** What is expected **
Each line of the material below that holds the word "identity" needs to be copied.

Start Data rows

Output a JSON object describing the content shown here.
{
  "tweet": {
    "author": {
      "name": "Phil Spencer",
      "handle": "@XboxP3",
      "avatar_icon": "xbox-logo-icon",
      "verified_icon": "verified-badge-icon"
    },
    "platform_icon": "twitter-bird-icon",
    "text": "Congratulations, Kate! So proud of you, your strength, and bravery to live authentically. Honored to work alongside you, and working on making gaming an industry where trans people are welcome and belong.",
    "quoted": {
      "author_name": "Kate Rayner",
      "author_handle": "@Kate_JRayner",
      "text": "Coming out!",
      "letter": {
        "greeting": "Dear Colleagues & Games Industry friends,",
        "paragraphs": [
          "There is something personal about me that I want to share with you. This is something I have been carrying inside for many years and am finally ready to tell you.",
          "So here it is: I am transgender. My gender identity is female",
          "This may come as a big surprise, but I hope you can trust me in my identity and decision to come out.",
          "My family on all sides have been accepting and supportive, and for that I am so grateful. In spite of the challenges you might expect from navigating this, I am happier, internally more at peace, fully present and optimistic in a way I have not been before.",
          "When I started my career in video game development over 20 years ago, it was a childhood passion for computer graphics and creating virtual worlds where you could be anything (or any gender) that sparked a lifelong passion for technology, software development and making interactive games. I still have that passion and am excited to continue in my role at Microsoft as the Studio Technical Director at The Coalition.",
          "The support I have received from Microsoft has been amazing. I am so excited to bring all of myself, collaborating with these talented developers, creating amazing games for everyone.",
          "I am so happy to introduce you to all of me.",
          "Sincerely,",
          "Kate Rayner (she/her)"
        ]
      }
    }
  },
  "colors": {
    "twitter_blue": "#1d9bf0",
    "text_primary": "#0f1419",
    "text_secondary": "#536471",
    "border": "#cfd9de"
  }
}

End Data rows

** Written reply **
          "So here it is: I am transgender. My gender identity is female",
          "This may come as a big surprise, but I hope you can trust me in my identity and decision to come out.",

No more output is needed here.